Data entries
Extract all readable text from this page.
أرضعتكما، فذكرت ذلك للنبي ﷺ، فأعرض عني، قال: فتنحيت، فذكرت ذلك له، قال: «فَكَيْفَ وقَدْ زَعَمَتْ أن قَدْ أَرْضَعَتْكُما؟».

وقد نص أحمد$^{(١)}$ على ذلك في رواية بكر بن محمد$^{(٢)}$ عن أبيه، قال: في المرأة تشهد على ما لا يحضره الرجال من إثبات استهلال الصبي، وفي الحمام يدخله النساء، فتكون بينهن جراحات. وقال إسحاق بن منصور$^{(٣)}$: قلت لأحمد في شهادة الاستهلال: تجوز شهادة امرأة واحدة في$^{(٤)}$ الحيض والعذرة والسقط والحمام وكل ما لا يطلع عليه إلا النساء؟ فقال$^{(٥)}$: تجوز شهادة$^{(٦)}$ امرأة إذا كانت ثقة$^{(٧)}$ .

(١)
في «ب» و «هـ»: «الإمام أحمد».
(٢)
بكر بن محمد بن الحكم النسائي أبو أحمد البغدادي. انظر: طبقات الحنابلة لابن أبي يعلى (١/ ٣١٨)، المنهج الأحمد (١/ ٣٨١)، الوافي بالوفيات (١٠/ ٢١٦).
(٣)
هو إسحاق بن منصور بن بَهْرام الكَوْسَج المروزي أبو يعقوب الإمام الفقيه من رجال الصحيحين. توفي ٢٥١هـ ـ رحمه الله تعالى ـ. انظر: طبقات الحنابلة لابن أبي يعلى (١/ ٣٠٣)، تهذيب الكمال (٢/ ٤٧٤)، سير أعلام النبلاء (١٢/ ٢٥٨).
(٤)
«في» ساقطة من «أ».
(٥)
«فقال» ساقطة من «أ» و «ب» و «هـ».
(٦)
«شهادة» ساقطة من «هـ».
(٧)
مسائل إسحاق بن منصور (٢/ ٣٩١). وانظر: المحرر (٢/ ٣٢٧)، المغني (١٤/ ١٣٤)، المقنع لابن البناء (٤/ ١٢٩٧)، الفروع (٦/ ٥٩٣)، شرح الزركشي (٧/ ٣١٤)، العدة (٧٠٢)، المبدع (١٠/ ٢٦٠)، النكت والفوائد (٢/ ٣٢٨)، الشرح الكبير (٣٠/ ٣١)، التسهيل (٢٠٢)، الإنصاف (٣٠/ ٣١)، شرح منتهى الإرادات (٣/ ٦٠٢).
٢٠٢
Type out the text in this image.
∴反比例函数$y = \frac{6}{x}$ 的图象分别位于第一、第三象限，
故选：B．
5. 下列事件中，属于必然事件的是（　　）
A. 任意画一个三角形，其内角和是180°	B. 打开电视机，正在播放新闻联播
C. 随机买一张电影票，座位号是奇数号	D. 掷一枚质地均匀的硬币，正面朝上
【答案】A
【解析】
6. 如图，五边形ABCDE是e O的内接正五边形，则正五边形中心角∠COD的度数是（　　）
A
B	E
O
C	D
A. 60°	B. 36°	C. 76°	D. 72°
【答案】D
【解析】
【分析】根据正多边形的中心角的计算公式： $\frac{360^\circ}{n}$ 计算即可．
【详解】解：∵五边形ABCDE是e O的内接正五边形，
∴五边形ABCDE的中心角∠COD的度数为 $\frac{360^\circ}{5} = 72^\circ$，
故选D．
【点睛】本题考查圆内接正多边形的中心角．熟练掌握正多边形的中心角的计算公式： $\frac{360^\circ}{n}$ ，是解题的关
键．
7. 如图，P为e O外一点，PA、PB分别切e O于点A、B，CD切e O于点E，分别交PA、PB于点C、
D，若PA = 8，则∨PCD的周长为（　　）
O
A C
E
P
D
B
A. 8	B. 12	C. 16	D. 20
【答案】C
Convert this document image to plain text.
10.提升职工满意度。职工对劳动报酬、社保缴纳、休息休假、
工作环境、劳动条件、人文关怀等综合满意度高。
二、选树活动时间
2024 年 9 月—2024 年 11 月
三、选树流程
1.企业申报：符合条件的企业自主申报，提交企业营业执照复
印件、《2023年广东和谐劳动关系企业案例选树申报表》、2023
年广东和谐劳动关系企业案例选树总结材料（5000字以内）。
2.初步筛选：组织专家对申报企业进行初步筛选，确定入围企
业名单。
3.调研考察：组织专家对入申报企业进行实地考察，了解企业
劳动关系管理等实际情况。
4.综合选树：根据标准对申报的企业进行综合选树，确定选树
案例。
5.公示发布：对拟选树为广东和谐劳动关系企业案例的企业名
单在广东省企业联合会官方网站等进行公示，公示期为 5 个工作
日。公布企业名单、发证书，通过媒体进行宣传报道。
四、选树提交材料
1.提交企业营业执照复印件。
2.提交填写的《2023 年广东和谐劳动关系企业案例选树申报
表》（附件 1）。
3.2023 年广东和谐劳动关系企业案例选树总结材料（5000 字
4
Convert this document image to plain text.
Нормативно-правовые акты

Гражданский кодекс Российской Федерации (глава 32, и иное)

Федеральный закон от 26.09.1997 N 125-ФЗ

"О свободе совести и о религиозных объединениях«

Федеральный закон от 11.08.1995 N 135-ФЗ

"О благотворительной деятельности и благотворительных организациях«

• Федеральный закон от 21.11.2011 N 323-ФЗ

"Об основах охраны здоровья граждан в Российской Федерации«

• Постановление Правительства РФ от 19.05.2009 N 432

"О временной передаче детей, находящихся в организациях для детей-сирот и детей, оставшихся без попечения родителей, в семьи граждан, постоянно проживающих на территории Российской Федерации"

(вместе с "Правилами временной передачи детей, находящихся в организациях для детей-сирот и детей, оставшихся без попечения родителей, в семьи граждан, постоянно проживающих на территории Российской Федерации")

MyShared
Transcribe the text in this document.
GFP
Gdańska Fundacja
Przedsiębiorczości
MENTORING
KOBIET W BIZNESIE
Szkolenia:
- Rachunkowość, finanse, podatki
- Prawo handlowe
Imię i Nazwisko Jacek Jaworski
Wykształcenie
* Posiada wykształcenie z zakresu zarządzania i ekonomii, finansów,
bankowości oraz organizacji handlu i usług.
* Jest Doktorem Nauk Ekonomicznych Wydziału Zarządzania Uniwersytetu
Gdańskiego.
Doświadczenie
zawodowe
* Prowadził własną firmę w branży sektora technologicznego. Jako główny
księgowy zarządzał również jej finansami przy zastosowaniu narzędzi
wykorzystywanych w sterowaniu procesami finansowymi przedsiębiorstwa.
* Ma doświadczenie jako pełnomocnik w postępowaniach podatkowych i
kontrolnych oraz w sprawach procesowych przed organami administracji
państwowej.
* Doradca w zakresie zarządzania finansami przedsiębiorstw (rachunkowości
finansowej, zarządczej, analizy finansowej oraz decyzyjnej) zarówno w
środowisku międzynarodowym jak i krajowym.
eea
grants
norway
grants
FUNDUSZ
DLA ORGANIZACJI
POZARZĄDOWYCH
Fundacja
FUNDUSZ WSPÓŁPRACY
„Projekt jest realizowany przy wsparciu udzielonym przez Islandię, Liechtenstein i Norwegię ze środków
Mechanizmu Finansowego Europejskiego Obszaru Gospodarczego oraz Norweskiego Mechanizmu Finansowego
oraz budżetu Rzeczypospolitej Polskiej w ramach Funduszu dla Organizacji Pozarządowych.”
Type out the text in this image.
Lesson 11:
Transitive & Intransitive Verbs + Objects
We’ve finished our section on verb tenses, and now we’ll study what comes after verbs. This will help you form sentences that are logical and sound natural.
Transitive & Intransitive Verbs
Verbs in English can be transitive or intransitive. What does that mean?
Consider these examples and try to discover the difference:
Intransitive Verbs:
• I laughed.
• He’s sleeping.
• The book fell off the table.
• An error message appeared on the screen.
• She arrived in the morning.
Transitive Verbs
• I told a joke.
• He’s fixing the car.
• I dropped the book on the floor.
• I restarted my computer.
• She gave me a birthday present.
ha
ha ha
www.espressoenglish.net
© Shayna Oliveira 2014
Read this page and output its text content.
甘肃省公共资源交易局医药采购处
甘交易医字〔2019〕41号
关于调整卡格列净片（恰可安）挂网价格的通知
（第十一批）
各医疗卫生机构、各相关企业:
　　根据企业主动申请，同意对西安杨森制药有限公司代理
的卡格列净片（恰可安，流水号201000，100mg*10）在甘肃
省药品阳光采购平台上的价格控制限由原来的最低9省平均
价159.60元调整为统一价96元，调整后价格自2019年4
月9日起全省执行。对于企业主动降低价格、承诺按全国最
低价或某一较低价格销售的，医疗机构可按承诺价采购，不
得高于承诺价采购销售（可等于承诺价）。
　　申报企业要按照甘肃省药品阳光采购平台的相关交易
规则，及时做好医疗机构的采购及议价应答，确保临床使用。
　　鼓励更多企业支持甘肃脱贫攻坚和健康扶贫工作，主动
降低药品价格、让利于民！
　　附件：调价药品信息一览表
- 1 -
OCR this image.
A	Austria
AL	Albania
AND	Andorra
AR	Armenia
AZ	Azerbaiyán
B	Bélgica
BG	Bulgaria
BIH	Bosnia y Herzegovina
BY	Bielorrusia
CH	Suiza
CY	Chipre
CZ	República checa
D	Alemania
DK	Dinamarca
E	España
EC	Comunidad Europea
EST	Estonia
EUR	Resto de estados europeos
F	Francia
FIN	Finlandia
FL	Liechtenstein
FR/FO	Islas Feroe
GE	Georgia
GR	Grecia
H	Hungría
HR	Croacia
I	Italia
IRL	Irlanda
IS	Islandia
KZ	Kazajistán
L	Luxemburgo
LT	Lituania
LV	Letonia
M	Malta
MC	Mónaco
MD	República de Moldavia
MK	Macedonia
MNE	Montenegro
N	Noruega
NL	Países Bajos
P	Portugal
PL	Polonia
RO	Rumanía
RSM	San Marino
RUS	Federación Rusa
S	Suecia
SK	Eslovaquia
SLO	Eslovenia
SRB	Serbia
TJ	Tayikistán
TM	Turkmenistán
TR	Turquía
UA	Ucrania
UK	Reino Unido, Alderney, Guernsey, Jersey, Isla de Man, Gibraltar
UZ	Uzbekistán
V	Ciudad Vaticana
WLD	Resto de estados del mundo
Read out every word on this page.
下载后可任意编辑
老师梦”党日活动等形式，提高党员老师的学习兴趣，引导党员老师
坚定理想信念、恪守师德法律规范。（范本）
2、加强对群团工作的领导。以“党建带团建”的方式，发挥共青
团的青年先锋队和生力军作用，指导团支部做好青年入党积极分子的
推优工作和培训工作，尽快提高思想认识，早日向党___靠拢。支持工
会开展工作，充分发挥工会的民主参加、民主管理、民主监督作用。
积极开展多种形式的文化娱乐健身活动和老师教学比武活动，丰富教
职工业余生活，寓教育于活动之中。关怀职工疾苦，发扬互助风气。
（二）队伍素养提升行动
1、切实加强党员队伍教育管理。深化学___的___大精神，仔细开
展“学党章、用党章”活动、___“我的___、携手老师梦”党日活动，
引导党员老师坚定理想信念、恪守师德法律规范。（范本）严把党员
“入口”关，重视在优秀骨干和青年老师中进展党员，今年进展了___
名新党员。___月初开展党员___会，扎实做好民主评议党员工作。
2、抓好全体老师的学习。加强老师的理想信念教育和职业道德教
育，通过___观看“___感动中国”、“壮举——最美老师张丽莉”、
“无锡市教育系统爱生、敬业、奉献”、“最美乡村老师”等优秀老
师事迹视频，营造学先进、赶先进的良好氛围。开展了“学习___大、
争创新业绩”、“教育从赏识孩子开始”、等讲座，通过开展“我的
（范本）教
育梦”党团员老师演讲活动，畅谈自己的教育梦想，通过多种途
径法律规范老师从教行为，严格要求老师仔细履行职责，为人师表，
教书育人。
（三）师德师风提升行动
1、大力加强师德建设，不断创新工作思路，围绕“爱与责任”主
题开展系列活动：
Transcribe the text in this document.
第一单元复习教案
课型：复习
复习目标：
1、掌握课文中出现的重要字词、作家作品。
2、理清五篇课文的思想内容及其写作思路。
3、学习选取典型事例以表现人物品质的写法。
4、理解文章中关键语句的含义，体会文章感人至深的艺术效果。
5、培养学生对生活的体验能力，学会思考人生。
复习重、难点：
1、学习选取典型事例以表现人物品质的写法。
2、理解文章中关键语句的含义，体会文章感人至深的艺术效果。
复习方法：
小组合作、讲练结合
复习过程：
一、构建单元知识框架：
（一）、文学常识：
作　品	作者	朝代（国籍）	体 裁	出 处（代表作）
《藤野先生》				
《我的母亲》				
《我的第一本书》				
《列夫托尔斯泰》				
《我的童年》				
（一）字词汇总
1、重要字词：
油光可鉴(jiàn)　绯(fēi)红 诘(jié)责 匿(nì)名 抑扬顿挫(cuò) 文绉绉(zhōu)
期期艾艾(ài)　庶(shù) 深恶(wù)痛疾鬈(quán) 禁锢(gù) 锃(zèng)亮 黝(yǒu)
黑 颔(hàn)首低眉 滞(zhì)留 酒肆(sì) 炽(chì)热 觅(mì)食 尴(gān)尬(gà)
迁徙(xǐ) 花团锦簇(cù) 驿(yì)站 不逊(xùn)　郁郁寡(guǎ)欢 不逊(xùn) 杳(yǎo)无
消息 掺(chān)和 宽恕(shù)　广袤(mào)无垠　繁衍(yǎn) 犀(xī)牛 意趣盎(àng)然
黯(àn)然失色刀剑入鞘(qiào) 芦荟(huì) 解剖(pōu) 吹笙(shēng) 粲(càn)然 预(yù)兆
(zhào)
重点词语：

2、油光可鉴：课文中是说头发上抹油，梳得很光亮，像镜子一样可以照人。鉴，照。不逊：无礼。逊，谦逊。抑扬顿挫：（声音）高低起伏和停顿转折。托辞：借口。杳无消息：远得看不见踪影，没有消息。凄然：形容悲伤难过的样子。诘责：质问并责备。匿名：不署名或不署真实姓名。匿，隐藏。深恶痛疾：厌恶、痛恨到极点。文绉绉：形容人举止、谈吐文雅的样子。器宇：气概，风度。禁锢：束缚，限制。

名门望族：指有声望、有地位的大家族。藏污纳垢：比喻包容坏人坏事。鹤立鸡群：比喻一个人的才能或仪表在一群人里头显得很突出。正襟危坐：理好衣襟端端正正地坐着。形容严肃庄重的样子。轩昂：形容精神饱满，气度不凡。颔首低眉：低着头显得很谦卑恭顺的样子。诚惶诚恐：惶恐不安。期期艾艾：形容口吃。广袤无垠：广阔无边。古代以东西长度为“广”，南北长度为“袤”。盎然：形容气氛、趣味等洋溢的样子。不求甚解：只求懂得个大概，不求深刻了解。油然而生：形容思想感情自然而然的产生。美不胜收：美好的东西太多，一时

## What you will do
Look above for lines with the word "book" and copy them all.

## Reply to the task
• The book fell off the table.
• I dropped the book on the floor.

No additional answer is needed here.